Print the listing below exactly.

---------------

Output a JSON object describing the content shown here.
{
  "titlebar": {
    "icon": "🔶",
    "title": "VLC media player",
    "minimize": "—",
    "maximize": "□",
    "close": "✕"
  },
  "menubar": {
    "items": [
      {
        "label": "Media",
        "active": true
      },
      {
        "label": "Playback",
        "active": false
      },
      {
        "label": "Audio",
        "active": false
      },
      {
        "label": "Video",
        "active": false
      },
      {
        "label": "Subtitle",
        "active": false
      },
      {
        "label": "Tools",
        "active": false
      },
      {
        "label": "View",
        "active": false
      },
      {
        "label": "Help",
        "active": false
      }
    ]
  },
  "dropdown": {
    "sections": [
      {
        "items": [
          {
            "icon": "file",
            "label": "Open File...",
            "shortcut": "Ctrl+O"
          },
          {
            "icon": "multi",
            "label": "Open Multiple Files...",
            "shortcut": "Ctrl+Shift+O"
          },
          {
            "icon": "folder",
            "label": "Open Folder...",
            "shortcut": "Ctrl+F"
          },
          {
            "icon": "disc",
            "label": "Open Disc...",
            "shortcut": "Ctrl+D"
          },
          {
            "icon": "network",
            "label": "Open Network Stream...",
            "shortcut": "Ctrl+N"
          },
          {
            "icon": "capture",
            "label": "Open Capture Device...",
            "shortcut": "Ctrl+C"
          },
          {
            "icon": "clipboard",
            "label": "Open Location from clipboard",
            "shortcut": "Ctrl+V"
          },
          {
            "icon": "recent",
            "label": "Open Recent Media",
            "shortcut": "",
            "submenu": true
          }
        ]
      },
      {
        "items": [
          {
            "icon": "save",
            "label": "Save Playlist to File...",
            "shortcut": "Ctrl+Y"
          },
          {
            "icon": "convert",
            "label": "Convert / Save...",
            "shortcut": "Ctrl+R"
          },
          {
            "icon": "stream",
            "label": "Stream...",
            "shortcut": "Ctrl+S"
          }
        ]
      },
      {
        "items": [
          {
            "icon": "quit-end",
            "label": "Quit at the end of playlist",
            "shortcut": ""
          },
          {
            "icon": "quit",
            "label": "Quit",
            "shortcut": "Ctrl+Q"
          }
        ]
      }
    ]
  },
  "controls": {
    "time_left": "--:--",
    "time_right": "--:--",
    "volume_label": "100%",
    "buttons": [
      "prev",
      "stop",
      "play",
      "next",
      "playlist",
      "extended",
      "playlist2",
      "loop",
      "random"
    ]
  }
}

---------------

FULL ANSWER ::
Output a JSON object describing the content shown here.
{
  "titlebar": {
    "icon": "🔶",
    "title": "VLC media player",
    "minimize": "—",
    "maximize": "□",
    "close": "✕"
  },
  "menubar": {
    "items": [
      {
        "label": "Media",
        "active": true
      },
      {
        "label": "Playback",
        "active": false
      },
      {
        "label": "Audio",
        "active": false
      },
      {
        "label": "Video",
        "active": false
      },
      {
        "label": "Subtitle",
        "active": false
      },
      {
        "label": "Tools",
        "active": false
      },
      {
        "label": "View",
        "active": false
      },
      {
        "label": "Help",
        "active": false
      }
    ]
  },
  "dropdown": {
    "sections": [
      {
        "items": [
          {
            "icon": "file",
            "label": "Open File...",
            "shortcut": "Ctrl+O"
          },
          {
            "icon": "multi",
            "label": "Open Multiple Files...",
            "shortcut": "Ctrl+Shift+O"
          },
          {
            "icon": "folder",
            "label": "Open Folder...",
            "shortcut": "Ctrl+F"
          },
          {
            "icon": "disc",
            "label": "Open Disc...",
            "shortcut": "Ctrl+D"
          },
          {
            "icon": "network",
            "label": "Open Network Stream...",
            "shortcut": "Ctrl+N"
          },
          {
            "icon": "capture",
            "label": "Open Capture Device...",
            "shortcut": "Ctrl+C"
          },
          {
            "icon": "clipboard",
            "label": "Open Location from clipboard",
            "shortcut": "Ctrl+V"
          },
          {
            "icon": "recent",
            "label": "Open Recent Media",
            "shortcut": "",
            "submenu": true
          }
        ]
      },
      {
        "items": [
          {
            "icon": "save",
            "label": "Save Playlist to File...",
            "shortcut": "Ctrl+Y"
          },
          {
            "icon": "convert",
            "label": "Convert / Save...",
            "shortcut": "Ctrl+R"
          },
          {
            "icon": "stream",
            "label": "Stream...",
            "shortcut": "Ctrl+S"
          }
        ]
      },
      {
        "items": [
          {
            "icon": "quit-end",
            "label": "Quit at the end of playlist",
            "shortcut": ""
          },
          {
            "icon": "quit",
            "label": "Quit",
            "shortcut": "Ctrl+Q"
          }
        ]
      }
    ]
  },
  "controls": {
    "time_left": "--:--",
    "time_right": "--:--",
    "volume_label": "100%",
    "buttons": [
      "prev",
      "stop",
      "play",
      "next",
      "playlist",
      "extended",
      "playlist2",
      "loop",
      "random"
    ]
  }
}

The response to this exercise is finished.